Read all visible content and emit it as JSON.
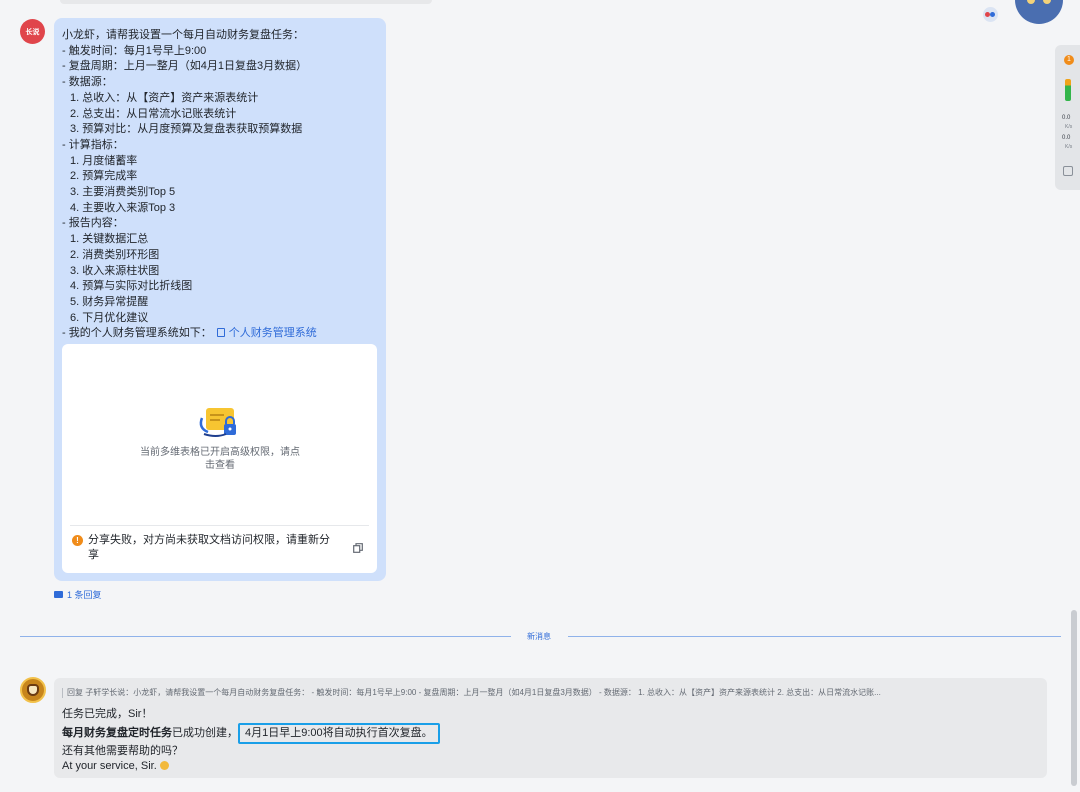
{
  "user": {
    "avatar_text": "长说"
  },
  "user_message": {
    "lines": [
      "小龙虾，请帮我设置一个每月自动财务复盘任务：",
      "- 触发时间：每月1号早上9:00",
      "- 复盘周期：上月一整月（如4月1日复盘3月数据）",
      "- 数据源：",
      "1. 总收入：从【资产】资产来源表统计",
      "2. 总支出：从日常流水记账表统计",
      "3. 预算对比：从月度预算及复盘表获取预算数据",
      "- 计算指标：",
      "1. 月度储蓄率",
      "2. 预算完成率",
      "3. 主要消费类别Top 5",
      "4. 主要收入来源Top 3",
      "- 报告内容：",
      "1. 关键数据汇总",
      "2. 消费类别环形图",
      "3. 收入来源柱状图",
      "4. 预算与实际对比折线图",
      "5. 财务异常提醒",
      "6. 下月优化建议"
    ],
    "system_prefix": "- 我的个人财务管理系统如下：",
    "system_link": "个人财务管理系统",
    "card_text": "当前多维表格已开启高级权限，请点击查看",
    "share_warning": "分享失败，对方尚未获取文档访问权限，请重新分享",
    "reply_count": "1 条回复"
  },
  "divider": {
    "label": "新消息"
  },
  "bot_message": {
    "quote": "回复 子轩学长说：小龙虾，请帮我设置一个每月自动财务复盘任务： - 触发时间：每月1号早上9:00 - 复盘周期：上月一整月（如4月1日复盘3月数据） - 数据源： 1. 总收入：从【资产】资产来源表统计 2. 总支出：从日常流水记账...",
    "line1": "任务已完成，Sir！",
    "task_name": "每月财务复盘定时任务",
    "created": "已成功创建，",
    "highlight": "4月1日早上9:00将自动执行首次复盘。",
    "line3": "还有其他需要帮助的吗？",
    "line4": "At your service, Sir."
  },
  "rail": {
    "badge": "1",
    "up_value": "0.0",
    "up_unit": "K/s",
    "down_value": "0.0",
    "down_unit": "K/s"
  },
  "colors": {
    "bubble_bg": "#cfe0fb",
    "link": "#2f6bd8",
    "highlight_border": "#1a9fe8",
    "warning": "#f08c1a"
  },
  "icons": [
    "table-lock-icon",
    "warning-icon",
    "copy-icon",
    "reply-icon",
    "doc-icon",
    "emoji-icon"
  ]
}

→ **PROBLEM REQUIREMENTS**: Reproduce the data word for word, excluding its pictures.

→ **SOLUTION FOR THIS TASK**:
Read all visible content and emit it as JSON.
{
  "user": {
    "avatar_text": "长说"
  },
  "user_message": {
    "lines": [
      "小龙虾，请帮我设置一个每月自动财务复盘任务：",
      "- 触发时间：每月1号早上9:00",
      "- 复盘周期：上月一整月（如4月1日复盘3月数据）",
      "- 数据源：",
      "1. 总收入：从【资产】资产来源表统计",
      "2. 总支出：从日常流水记账表统计",
      "3. 预算对比：从月度预算及复盘表获取预算数据",
      "- 计算指标：",
      "1. 月度储蓄率",
      "2. 预算完成率",
      "3. 主要消费类别Top 5",
      "4. 主要收入来源Top 3",
      "- 报告内容：",
      "1. 关键数据汇总",
      "2. 消费类别环形图",
      "3. 收入来源柱状图",
      "4. 预算与实际对比折线图",
      "5. 财务异常提醒",
      "6. 下月优化建议"
    ],
    "system_prefix": "- 我的个人财务管理系统如下：",
    "system_link": "个人财务管理系统",
    "card_text": "当前多维表格已开启高级权限，请点击查看",
    "share_warning": "分享失败，对方尚未获取文档访问权限，请重新分享",
    "reply_count": "1 条回复"
  },
  "divider": {
    "label": "新消息"
  },
  "bot_message": {
    "quote": "回复 子轩学长说：小龙虾，请帮我设置一个每月自动财务复盘任务： - 触发时间：每月1号早上9:00 - 复盘周期：上月一整月（如4月1日复盘3月数据） - 数据源： 1. 总收入：从【资产】资产来源表统计 2. 总支出：从日常流水记账...",
    "line1": "任务已完成，Sir！",
    "task_name": "每月财务复盘定时任务",
    "created": "已成功创建，",
    "highlight": "4月1日早上9:00将自动执行首次复盘。",
    "line3": "还有其他需要帮助的吗？",
    "line4": "At your service, Sir."
  },
  "rail": {
    "badge": "1",
    "up_value": "0.0",
    "up_unit": "K/s",
    "down_value": "0.0",
    "down_unit": "K/s"
  },
  "colors": {
    "bubble_bg": "#cfe0fb",
    "link": "#2f6bd8",
    "highlight_border": "#1a9fe8",
    "warning": "#f08c1a"
  },
  "icons": [
    "table-lock-icon",
    "warning-icon",
    "copy-icon",
    "reply-icon",
    "doc-icon",
    "emoji-icon"
  ]
}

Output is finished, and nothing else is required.